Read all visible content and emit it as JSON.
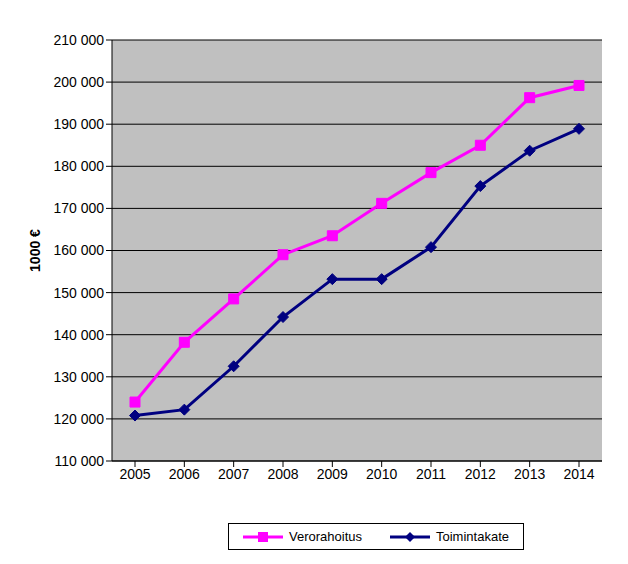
{
  "chart_data": {
    "type": "line",
    "y_label": "1000 €",
    "categories": [
      "2005",
      "2006",
      "2007",
      "2008",
      "2009",
      "2010",
      "2011",
      "2012",
      "2013",
      "2014"
    ],
    "series": [
      {
        "name": "Verorahoitus",
        "color": "#ff00ff",
        "marker": "square",
        "values": [
          124000,
          138200,
          148500,
          159000,
          163500,
          171200,
          178500,
          185000,
          196300,
          199200
        ]
      },
      {
        "name": "Toimintakate",
        "color": "#000080",
        "marker": "diamond",
        "values": [
          120800,
          122200,
          132500,
          144200,
          153200,
          153200,
          160800,
          175300,
          183700,
          188900
        ]
      }
    ],
    "ylim": [
      110000,
      210000
    ],
    "yticks": [
      {
        "value": 110000,
        "label": "110 000"
      },
      {
        "value": 120000,
        "label": "120 000"
      },
      {
        "value": 130000,
        "label": "130 000"
      },
      {
        "value": 140000,
        "label": "140 000"
      },
      {
        "value": 150000,
        "label": "150 000"
      },
      {
        "value": 160000,
        "label": "160 000"
      },
      {
        "value": 170000,
        "label": "170 000"
      },
      {
        "value": 180000,
        "label": "180 000"
      },
      {
        "value": 190000,
        "label": "190 000"
      },
      {
        "value": 200000,
        "label": "200 000"
      },
      {
        "value": 210000,
        "label": "210 000"
      }
    ],
    "grid": true,
    "legend": "bottom"
  }
}
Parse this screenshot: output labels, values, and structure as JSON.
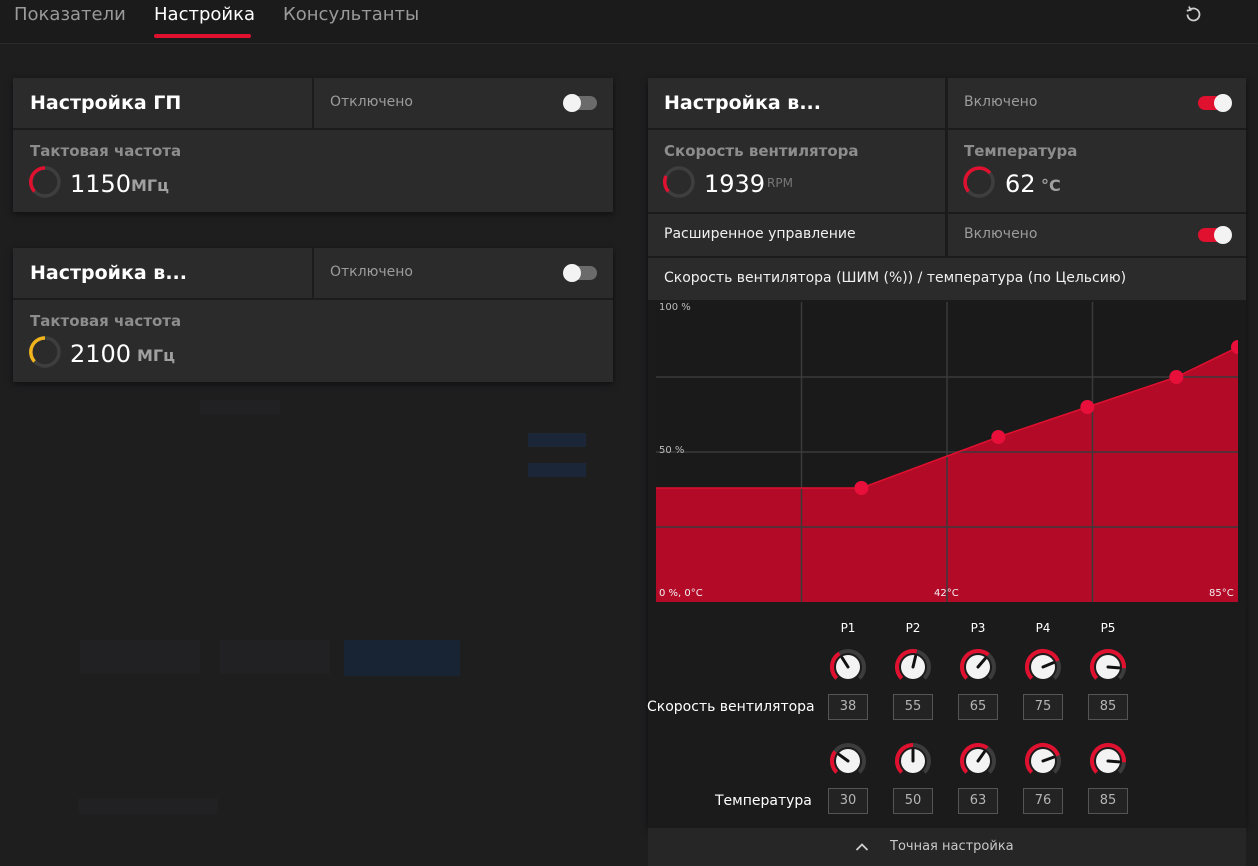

### [AIM OF THE EXERCISE]
Report the number of lines above containing the word "name", with no other text.

### [TASK RESULT]
2